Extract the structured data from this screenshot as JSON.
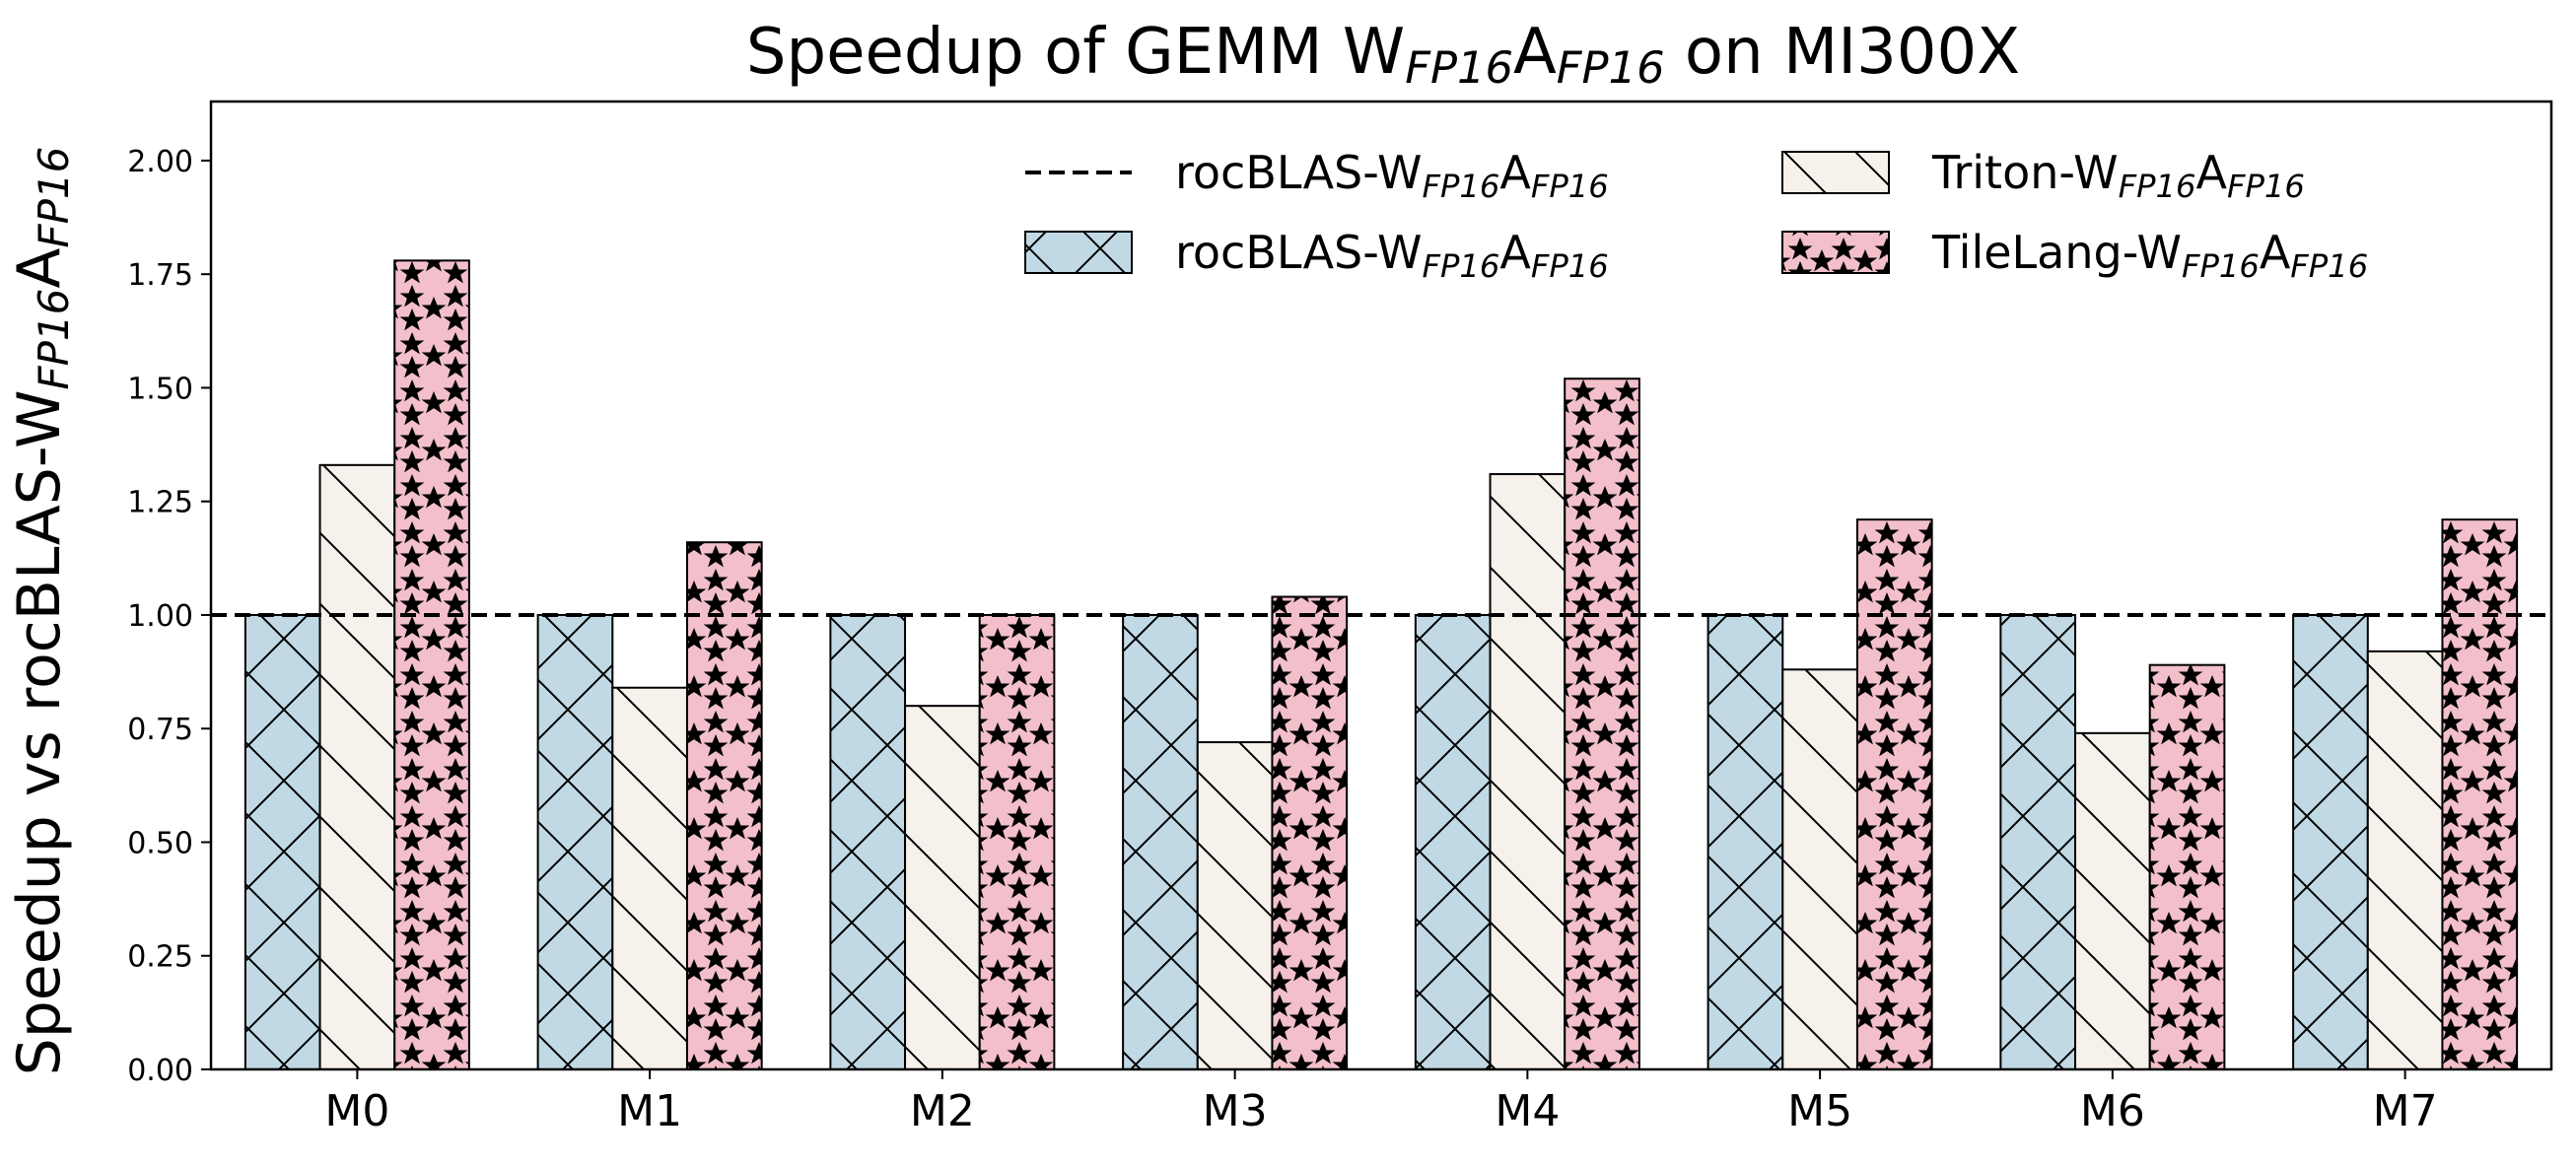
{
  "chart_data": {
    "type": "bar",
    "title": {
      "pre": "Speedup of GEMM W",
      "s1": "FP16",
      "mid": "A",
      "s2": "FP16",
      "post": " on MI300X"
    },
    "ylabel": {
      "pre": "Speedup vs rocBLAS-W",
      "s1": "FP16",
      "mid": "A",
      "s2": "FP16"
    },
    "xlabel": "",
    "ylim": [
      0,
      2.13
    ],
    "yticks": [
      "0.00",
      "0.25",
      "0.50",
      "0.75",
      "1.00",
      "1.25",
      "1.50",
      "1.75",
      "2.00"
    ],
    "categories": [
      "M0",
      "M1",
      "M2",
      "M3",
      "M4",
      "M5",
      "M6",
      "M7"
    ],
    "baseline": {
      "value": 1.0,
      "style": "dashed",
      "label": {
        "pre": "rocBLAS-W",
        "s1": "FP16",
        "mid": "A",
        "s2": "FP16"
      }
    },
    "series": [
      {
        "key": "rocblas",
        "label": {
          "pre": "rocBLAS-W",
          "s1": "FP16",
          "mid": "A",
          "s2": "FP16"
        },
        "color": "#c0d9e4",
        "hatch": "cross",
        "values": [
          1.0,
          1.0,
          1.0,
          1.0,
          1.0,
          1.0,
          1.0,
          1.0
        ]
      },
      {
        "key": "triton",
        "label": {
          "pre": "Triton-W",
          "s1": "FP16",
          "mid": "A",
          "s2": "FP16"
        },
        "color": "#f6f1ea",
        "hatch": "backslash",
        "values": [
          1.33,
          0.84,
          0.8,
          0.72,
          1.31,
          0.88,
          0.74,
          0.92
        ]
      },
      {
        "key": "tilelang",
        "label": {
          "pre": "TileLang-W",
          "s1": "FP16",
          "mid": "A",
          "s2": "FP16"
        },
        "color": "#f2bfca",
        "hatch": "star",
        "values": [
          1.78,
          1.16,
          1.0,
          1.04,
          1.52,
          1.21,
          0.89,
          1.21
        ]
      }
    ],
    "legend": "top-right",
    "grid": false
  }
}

▬▬▬

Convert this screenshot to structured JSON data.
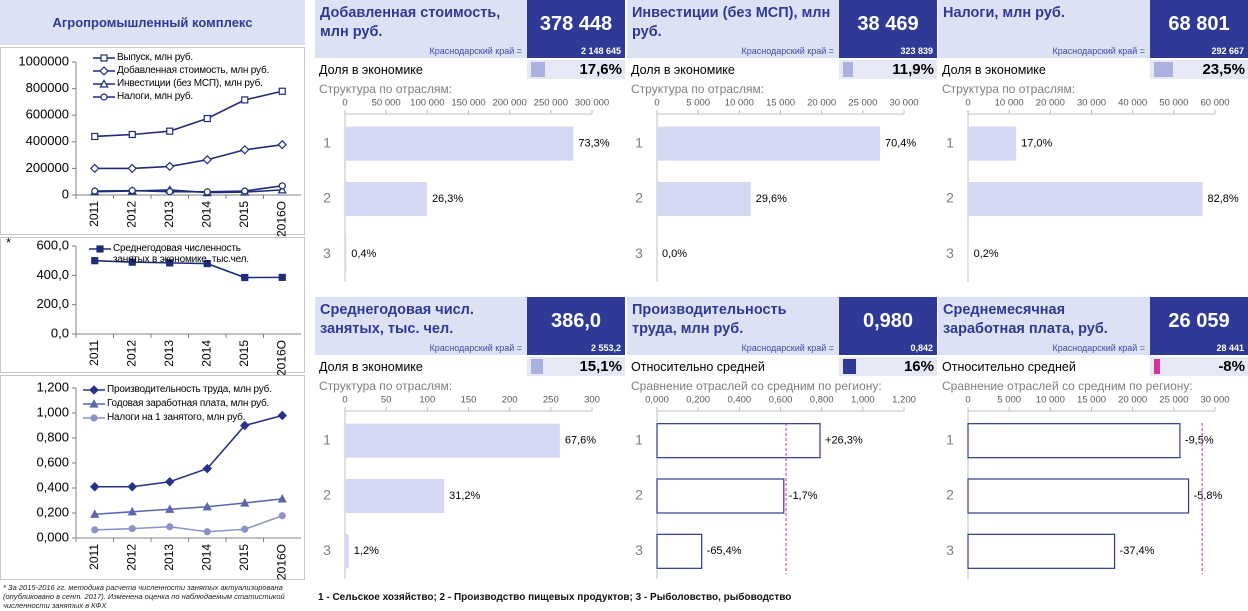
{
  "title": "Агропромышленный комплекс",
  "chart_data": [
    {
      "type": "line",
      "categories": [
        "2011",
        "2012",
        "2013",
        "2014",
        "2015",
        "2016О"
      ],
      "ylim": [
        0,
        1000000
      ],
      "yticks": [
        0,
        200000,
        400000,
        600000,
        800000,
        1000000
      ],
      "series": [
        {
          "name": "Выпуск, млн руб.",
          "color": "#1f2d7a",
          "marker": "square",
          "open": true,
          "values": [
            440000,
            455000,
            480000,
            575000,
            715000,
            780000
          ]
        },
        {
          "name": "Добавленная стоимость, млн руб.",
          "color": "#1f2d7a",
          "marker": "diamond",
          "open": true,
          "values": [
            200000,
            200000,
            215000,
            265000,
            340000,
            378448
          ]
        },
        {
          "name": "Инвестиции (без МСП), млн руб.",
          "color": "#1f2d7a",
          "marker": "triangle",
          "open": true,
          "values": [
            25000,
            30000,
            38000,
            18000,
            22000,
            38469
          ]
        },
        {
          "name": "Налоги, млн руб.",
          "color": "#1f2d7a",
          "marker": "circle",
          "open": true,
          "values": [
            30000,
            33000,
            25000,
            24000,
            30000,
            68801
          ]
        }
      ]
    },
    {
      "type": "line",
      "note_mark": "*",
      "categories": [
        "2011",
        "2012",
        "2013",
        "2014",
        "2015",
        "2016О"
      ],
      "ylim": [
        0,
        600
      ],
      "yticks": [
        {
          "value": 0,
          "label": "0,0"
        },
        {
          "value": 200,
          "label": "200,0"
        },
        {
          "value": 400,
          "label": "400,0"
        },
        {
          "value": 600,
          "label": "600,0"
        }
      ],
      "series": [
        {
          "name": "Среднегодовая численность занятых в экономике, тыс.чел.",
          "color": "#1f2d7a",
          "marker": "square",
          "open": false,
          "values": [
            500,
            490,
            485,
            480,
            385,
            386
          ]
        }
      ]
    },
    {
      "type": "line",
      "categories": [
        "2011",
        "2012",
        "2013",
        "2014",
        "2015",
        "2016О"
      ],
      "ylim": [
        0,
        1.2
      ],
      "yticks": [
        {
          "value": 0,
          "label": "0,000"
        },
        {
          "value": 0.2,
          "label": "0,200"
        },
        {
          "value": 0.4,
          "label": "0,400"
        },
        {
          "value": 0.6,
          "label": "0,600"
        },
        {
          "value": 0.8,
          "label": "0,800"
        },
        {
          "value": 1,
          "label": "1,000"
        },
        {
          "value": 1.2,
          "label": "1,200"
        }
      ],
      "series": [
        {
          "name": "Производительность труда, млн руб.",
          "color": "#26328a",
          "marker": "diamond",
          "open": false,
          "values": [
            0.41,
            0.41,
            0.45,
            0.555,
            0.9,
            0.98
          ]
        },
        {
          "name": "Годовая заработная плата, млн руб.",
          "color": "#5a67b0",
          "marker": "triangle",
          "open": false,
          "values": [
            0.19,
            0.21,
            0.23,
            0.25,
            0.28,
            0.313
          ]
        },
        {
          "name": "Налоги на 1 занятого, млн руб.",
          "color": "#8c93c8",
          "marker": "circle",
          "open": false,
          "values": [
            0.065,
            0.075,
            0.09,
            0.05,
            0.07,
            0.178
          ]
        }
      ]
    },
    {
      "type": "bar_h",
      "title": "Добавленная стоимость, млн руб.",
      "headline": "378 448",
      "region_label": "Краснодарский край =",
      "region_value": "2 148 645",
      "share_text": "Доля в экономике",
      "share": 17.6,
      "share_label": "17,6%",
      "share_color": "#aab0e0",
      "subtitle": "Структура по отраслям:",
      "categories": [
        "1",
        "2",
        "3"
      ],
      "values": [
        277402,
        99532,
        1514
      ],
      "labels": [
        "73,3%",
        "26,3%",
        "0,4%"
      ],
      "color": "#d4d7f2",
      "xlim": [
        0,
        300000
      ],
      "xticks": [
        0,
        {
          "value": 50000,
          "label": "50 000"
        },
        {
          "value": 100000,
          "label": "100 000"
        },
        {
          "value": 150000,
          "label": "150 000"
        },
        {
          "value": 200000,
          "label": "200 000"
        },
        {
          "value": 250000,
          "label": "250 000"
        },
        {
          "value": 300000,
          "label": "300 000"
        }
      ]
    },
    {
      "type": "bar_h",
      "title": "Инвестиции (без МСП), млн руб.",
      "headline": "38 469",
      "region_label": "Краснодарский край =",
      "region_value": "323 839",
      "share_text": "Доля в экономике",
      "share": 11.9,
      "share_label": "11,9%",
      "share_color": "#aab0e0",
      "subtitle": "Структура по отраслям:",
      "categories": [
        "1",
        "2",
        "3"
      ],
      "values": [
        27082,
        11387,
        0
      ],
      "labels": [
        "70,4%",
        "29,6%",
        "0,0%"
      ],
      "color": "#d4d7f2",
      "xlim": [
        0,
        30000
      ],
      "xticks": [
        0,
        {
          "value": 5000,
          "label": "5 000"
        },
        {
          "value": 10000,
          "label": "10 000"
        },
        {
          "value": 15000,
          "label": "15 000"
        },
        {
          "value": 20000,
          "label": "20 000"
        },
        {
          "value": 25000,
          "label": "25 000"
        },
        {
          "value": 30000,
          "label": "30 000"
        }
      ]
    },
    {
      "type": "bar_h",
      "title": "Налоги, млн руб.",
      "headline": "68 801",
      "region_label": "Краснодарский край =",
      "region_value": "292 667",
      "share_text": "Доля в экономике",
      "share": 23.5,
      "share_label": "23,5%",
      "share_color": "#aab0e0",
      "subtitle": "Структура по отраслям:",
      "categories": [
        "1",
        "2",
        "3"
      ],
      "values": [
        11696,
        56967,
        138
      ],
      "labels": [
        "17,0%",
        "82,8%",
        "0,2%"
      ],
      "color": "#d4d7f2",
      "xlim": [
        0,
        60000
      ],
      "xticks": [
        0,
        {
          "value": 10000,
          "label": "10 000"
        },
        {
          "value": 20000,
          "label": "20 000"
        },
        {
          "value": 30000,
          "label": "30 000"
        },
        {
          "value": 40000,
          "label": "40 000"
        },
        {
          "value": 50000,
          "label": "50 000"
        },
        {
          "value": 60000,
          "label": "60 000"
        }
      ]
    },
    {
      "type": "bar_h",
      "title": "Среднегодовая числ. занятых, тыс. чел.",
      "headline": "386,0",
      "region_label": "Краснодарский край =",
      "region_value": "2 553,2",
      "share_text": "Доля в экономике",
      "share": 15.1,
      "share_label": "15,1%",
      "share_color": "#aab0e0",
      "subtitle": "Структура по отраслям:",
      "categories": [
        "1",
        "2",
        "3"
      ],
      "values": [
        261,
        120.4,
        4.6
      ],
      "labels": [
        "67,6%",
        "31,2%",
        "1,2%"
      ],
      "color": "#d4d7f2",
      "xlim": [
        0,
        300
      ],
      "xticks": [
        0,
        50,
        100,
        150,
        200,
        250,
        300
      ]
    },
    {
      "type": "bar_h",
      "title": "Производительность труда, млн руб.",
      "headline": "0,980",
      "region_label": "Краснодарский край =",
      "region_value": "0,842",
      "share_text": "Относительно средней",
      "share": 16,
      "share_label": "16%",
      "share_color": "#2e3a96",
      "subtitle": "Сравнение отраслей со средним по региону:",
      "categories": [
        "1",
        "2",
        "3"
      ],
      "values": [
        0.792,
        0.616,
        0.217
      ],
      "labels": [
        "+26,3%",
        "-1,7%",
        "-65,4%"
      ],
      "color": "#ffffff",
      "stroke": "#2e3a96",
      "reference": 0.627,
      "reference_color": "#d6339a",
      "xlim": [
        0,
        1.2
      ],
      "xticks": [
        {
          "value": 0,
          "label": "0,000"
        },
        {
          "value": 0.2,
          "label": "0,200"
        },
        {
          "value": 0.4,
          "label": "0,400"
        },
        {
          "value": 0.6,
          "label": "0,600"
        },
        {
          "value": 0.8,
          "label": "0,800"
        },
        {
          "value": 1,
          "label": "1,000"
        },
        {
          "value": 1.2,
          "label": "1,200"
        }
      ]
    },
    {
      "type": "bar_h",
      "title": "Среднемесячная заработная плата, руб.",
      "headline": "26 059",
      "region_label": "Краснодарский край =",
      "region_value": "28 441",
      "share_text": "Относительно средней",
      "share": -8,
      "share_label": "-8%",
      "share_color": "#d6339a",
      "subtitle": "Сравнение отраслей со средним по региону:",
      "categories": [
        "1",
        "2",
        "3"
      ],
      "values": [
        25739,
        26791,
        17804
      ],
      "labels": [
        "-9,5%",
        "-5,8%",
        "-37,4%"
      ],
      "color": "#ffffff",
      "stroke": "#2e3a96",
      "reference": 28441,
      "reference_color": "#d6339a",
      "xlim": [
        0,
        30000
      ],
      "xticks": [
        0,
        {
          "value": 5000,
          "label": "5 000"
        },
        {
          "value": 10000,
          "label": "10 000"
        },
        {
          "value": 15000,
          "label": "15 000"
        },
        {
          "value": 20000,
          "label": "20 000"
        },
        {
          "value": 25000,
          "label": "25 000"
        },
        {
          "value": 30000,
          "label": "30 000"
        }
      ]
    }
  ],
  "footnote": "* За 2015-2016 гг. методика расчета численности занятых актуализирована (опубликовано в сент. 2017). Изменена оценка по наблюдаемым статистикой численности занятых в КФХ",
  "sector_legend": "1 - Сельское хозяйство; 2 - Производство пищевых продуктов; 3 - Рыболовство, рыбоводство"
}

▬▬▬

| EXERCISE PROMPT |
Count each line of the entries that holds the word "Производительность", then state the total and nothing more.

| PROBLEM SOLUTION |
2